[start Dataset content]
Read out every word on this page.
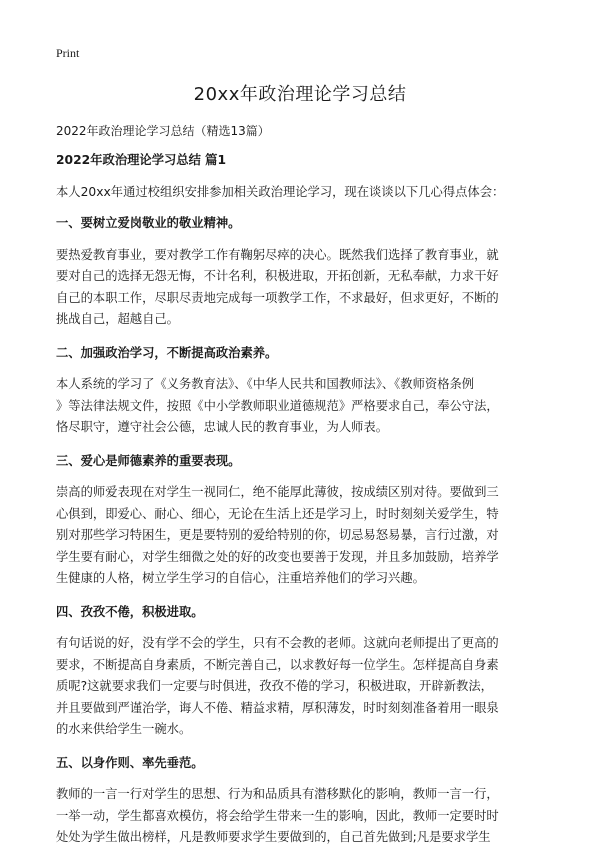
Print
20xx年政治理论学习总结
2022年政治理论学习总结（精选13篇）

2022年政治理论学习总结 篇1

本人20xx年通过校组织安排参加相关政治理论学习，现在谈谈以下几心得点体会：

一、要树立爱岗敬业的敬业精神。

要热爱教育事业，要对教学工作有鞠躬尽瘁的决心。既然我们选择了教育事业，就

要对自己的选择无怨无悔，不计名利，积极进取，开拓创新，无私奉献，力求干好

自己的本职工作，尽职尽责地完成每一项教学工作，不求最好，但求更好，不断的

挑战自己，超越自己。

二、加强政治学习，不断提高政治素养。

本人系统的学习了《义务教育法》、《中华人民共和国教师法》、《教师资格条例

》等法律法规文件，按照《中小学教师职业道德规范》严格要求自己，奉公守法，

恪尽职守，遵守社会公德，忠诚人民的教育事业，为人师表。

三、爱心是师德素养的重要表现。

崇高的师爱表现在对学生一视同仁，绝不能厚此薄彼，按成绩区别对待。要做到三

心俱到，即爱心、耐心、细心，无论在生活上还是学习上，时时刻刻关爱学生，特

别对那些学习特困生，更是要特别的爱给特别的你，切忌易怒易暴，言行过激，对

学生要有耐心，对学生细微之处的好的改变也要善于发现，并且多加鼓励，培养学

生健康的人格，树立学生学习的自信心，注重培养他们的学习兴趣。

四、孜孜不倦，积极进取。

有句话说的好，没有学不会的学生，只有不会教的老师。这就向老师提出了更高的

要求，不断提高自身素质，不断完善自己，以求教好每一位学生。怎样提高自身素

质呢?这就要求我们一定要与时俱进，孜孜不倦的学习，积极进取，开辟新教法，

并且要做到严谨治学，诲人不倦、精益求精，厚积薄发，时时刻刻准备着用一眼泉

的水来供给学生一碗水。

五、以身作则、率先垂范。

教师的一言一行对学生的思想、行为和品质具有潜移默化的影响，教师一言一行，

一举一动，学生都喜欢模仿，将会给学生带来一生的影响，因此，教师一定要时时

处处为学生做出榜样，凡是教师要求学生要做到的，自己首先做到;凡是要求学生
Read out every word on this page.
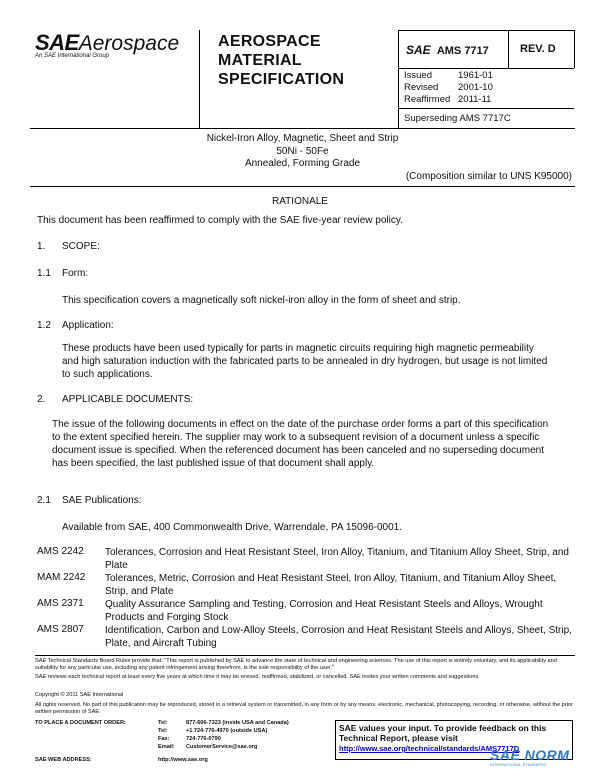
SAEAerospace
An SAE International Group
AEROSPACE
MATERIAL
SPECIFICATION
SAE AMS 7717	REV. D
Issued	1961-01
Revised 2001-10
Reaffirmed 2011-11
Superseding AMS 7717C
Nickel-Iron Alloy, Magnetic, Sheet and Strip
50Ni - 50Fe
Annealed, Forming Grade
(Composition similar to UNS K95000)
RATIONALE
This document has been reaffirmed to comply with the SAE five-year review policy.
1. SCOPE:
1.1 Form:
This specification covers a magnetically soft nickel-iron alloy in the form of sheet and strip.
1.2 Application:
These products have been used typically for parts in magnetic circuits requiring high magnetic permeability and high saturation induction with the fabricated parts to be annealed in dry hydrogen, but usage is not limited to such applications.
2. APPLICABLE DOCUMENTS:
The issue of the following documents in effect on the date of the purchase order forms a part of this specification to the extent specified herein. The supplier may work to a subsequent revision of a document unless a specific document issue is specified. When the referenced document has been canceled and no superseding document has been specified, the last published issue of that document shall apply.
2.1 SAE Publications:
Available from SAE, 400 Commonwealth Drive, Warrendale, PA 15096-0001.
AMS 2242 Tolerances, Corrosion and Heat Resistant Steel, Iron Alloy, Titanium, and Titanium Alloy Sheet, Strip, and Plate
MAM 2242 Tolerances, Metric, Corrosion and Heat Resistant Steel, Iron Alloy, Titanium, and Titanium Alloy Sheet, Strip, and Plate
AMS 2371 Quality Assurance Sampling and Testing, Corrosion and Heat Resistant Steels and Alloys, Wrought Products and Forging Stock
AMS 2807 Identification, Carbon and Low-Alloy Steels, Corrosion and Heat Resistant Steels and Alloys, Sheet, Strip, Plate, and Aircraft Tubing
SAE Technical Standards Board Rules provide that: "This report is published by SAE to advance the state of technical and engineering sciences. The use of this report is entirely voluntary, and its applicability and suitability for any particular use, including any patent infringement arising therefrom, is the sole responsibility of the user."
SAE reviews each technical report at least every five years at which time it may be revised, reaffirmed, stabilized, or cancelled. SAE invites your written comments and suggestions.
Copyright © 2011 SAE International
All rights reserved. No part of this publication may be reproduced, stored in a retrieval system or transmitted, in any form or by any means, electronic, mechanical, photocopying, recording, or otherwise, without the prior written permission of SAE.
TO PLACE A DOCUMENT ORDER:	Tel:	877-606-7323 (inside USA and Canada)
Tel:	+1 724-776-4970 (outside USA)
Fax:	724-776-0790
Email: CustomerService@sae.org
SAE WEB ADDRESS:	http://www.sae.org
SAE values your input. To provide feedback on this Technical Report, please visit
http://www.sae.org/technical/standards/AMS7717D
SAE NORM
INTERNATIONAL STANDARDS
[end Dataset content]
§ **Task objective**
Exactly reproduce the entries above, minus the pictures.

§ **Task solution**
Read out every word on this page.
Print
20xx年政治理论学习总结
2022年政治理论学习总结（精选13篇）

2022年政治理论学习总结 篇1

本人20xx年通过校组织安排参加相关政治理论学习，现在谈谈以下几心得点体会：

一、要树立爱岗敬业的敬业精神。

要热爱教育事业，要对教学工作有鞠躬尽瘁的决心。既然我们选择了教育事业，就

要对自己的选择无怨无悔，不计名利，积极进取，开拓创新，无私奉献，力求干好

自己的本职工作，尽职尽责地完成每一项教学工作，不求最好，但求更好，不断的

挑战自己，超越自己。

二、加强政治学习，不断提高政治素养。

本人系统的学习了《义务教育法》、《中华人民共和国教师法》、《教师资格条例

》等法律法规文件，按照《中小学教师职业道德规范》严格要求自己，奉公守法，

恪尽职守，遵守社会公德，忠诚人民的教育事业，为人师表。

三、爱心是师德素养的重要表现。

崇高的师爱表现在对学生一视同仁，绝不能厚此薄彼，按成绩区别对待。要做到三

心俱到，即爱心、耐心、细心，无论在生活上还是学习上，时时刻刻关爱学生，特

别对那些学习特困生，更是要特别的爱给特别的你，切忌易怒易暴，言行过激，对

学生要有耐心，对学生细微之处的好的改变也要善于发现，并且多加鼓励，培养学

生健康的人格，树立学生学习的自信心，注重培养他们的学习兴趣。

四、孜孜不倦，积极进取。

有句话说的好，没有学不会的学生，只有不会教的老师。这就向老师提出了更高的

要求，不断提高自身素质，不断完善自己，以求教好每一位学生。怎样提高自身素

质呢?这就要求我们一定要与时俱进，孜孜不倦的学习，积极进取，开辟新教法，

并且要做到严谨治学，诲人不倦、精益求精，厚积薄发，时时刻刻准备着用一眼泉

的水来供给学生一碗水。

五、以身作则、率先垂范。

教师的一言一行对学生的思想、行为和品质具有潜移默化的影响，教师一言一行，

一举一动，学生都喜欢模仿，将会给学生带来一生的影响，因此，教师一定要时时

处处为学生做出榜样，凡是教师要求学生要做到的，自己首先做到;凡是要求学生
Read out every word on this page.
SAEAerospace
An SAE International Group
AEROSPACE
MATERIAL
SPECIFICATION
SAE AMS 7717	REV. D
Issued	1961-01
Revised 2001-10
Reaffirmed 2011-11
Superseding AMS 7717C
Nickel-Iron Alloy, Magnetic, Sheet and Strip
50Ni - 50Fe
Annealed, Forming Grade
(Composition similar to UNS K95000)
RATIONALE
This document has been reaffirmed to comply with the SAE five-year review policy.
1. SCOPE:
1.1 Form:
This specification covers a magnetically soft nickel-iron alloy in the form of sheet and strip.
1.2 Application:
These products have been used typically for parts in magnetic circuits requiring high magnetic permeability and high saturation induction with the fabricated parts to be annealed in dry hydrogen, but usage is not limited to such applications.
2. APPLICABLE DOCUMENTS:
The issue of the following documents in effect on the date of the purchase order forms a part of this specification to the extent specified herein. The supplier may work to a subsequent revision of a document unless a specific document issue is specified. When the referenced document has been canceled and no superseding document has been specified, the last published issue of that document shall apply.
2.1 SAE Publications:
Available from SAE, 400 Commonwealth Drive, Warrendale, PA 15096-0001.
AMS 2242 Tolerances, Corrosion and Heat Resistant Steel, Iron Alloy, Titanium, and Titanium Alloy Sheet, Strip, and Plate
MAM 2242 Tolerances, Metric, Corrosion and Heat Resistant Steel, Iron Alloy, Titanium, and Titanium Alloy Sheet, Strip, and Plate
AMS 2371 Quality Assurance Sampling and Testing, Corrosion and Heat Resistant Steels and Alloys, Wrought Products and Forging Stock
AMS 2807 Identification, Carbon and Low-Alloy Steels, Corrosion and Heat Resistant Steels and Alloys, Sheet, Strip, Plate, and Aircraft Tubing
SAE Technical Standards Board Rules provide that: "This report is published by SAE to advance the state of technical and engineering sciences. The use of this report is entirely voluntary, and its applicability and suitability for any particular use, including any patent infringement arising therefrom, is the sole responsibility of the user."
SAE reviews each technical report at least every five years at which time it may be revised, reaffirmed, stabilized, or cancelled. SAE invites your written comments and suggestions.
Copyright © 2011 SAE International
All rights reserved. No part of this publication may be reproduced, stored in a retrieval system or transmitted, in any form or by any means, electronic, mechanical, photocopying, recording, or otherwise, without the prior written permission of SAE.
TO PLACE A DOCUMENT ORDER:	Tel:	877-606-7323 (inside USA and Canada)
Tel:	+1 724-776-4970 (outside USA)
Fax:	724-776-0790
Email: CustomerService@sae.org
SAE WEB ADDRESS:	http://www.sae.org
SAE values your input. To provide feedback on this Technical Report, please visit
http://www.sae.org/technical/standards/AMS7717D
SAE NORM
INTERNATIONAL STANDARDS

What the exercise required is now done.